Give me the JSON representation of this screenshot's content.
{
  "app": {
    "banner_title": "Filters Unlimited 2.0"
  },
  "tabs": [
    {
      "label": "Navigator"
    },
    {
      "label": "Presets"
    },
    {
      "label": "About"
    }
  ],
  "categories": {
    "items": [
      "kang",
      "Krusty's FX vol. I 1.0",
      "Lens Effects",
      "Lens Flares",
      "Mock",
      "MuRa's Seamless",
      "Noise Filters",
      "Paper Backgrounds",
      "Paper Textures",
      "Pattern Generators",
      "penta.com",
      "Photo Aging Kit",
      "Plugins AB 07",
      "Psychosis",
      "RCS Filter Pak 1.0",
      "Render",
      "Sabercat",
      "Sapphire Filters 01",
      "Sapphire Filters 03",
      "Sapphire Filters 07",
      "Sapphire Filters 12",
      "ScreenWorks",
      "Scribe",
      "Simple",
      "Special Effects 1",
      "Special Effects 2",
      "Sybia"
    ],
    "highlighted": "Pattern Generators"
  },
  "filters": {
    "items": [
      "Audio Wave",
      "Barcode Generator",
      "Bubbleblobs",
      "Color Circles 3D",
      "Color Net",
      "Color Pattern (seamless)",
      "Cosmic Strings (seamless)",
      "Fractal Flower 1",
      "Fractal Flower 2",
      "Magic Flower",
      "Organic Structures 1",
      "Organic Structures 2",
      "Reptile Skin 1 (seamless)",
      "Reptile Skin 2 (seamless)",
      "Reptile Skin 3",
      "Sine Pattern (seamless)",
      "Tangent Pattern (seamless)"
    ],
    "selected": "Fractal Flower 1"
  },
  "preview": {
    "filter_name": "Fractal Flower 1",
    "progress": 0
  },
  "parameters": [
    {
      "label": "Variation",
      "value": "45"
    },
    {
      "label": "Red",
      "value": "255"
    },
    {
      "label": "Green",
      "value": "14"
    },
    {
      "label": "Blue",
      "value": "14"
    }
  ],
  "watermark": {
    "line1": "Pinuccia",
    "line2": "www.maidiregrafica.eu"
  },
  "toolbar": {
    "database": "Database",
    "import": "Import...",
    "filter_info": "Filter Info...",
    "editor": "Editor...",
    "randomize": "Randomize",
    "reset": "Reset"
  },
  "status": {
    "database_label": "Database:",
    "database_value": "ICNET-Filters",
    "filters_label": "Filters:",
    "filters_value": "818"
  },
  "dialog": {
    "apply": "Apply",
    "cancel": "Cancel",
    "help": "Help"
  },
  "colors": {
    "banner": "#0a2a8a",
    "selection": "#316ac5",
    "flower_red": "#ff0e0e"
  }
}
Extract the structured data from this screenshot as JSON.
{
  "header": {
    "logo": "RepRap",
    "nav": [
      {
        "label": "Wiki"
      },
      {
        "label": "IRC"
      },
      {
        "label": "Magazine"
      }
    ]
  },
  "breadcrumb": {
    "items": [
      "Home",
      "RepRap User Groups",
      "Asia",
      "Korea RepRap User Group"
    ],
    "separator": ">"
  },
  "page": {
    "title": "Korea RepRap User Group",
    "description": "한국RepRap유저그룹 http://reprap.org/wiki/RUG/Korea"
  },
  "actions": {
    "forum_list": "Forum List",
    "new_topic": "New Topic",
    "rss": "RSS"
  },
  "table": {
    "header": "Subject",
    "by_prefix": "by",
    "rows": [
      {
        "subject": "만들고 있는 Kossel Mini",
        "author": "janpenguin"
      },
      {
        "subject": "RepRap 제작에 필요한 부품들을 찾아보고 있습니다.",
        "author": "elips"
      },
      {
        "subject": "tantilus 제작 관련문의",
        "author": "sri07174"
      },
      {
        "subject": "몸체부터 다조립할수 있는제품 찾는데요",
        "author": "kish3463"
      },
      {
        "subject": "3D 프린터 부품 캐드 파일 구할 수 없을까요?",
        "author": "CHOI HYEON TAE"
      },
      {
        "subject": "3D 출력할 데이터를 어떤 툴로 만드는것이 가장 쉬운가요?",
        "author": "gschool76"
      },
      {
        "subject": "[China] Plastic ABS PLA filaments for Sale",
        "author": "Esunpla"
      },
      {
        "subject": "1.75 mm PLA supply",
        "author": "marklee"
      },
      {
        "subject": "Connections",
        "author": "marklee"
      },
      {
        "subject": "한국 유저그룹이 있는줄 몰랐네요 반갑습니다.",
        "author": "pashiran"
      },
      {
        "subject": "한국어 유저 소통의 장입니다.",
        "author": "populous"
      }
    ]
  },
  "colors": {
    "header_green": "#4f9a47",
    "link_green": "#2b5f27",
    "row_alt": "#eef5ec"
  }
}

◆ ◆ ◆ ◆ ◆ ◆ ◆

### WHAT IS REQUIRED
Return every line of the material exactly.

### EXPECTED ANSWER
Give me the JSON representation of this screenshot's content.
{
  "app": {
    "banner_title": "Filters Unlimited 2.0"
  },
  "tabs": [
    {
      "label": "Navigator"
    },
    {
      "label": "Presets"
    },
    {
      "label": "About"
    }
  ],
  "categories": {
    "items": [
      "kang",
      "Krusty's FX vol. I 1.0",
      "Lens Effects",
      "Lens Flares",
      "Mock",
      "MuRa's Seamless",
      "Noise Filters",
      "Paper Backgrounds",
      "Paper Textures",
      "Pattern Generators",
      "penta.com",
      "Photo Aging Kit",
      "Plugins AB 07",
      "Psychosis",
      "RCS Filter Pak 1.0",
      "Render",
      "Sabercat",
      "Sapphire Filters 01",
      "Sapphire Filters 03",
      "Sapphire Filters 07",
      "Sapphire Filters 12",
      "ScreenWorks",
      "Scribe",
      "Simple",
      "Special Effects 1",
      "Special Effects 2",
      "Sybia"
    ],
    "highlighted": "Pattern Generators"
  },
  "filters": {
    "items": [
      "Audio Wave",
      "Barcode Generator",
      "Bubbleblobs",
      "Color Circles 3D",
      "Color Net",
      "Color Pattern (seamless)",
      "Cosmic Strings (seamless)",
      "Fractal Flower 1",
      "Fractal Flower 2",
      "Magic Flower",
      "Organic Structures 1",
      "Organic Structures 2",
      "Reptile Skin 1 (seamless)",
      "Reptile Skin 2 (seamless)",
      "Reptile Skin 3",
      "Sine Pattern (seamless)",
      "Tangent Pattern (seamless)"
    ],
    "selected": "Fractal Flower 1"
  },
  "preview": {
    "filter_name": "Fractal Flower 1",
    "progress": 0
  },
  "parameters": [
    {
      "label": "Variation",
      "value": "45"
    },
    {
      "label": "Red",
      "value": "255"
    },
    {
      "label": "Green",
      "value": "14"
    },
    {
      "label": "Blue",
      "value": "14"
    }
  ],
  "watermark": {
    "line1": "Pinuccia",
    "line2": "www.maidiregrafica.eu"
  },
  "toolbar": {
    "database": "Database",
    "import": "Import...",
    "filter_info": "Filter Info...",
    "editor": "Editor...",
    "randomize": "Randomize",
    "reset": "Reset"
  },
  "status": {
    "database_label": "Database:",
    "database_value": "ICNET-Filters",
    "filters_label": "Filters:",
    "filters_value": "818"
  },
  "dialog": {
    "apply": "Apply",
    "cancel": "Cancel",
    "help": "Help"
  },
  "colors": {
    "banner": "#0a2a8a",
    "selection": "#316ac5",
    "flower_red": "#ff0e0e"
  }
}
Extract the structured data from this screenshot as JSON.
{
  "header": {
    "logo": "RepRap",
    "nav": [
      {
        "label": "Wiki"
      },
      {
        "label": "IRC"
      },
      {
        "label": "Magazine"
      }
    ]
  },
  "breadcrumb": {
    "items": [
      "Home",
      "RepRap User Groups",
      "Asia",
      "Korea RepRap User Group"
    ],
    "separator": ">"
  },
  "page": {
    "title": "Korea RepRap User Group",
    "description": "한국RepRap유저그룹 http://reprap.org/wiki/RUG/Korea"
  },
  "actions": {
    "forum_list": "Forum List",
    "new_topic": "New Topic",
    "rss": "RSS"
  },
  "table": {
    "header": "Subject",
    "by_prefix": "by",
    "rows": [
      {
        "subject": "만들고 있는 Kossel Mini",
        "author": "janpenguin"
      },
      {
        "subject": "RepRap 제작에 필요한 부품들을 찾아보고 있습니다.",
        "author": "elips"
      },
      {
        "subject": "tantilus 제작 관련문의",
        "author": "sri07174"
      },
      {
        "subject": "몸체부터 다조립할수 있는제품 찾는데요",
        "author": "kish3463"
      },
      {
        "subject": "3D 프린터 부품 캐드 파일 구할 수 없을까요?",
        "author": "CHOI HYEON TAE"
      },
      {
        "subject": "3D 출력할 데이터를 어떤 툴로 만드는것이 가장 쉬운가요?",
        "author": "gschool76"
      },
      {
        "subject": "[China] Plastic ABS PLA filaments for Sale",
        "author": "Esunpla"
      },
      {
        "subject": "1.75 mm PLA supply",
        "author": "marklee"
      },
      {
        "subject": "Connections",
        "author": "marklee"
      },
      {
        "subject": "한국 유저그룹이 있는줄 몰랐네요 반갑습니다.",
        "author": "pashiran"
      },
      {
        "subject": "한국어 유저 소통의 장입니다.",
        "author": "populous"
      }
    ]
  },
  "colors": {
    "header_green": "#4f9a47",
    "link_green": "#2b5f27",
    "row_alt": "#eef5ec"
  }
}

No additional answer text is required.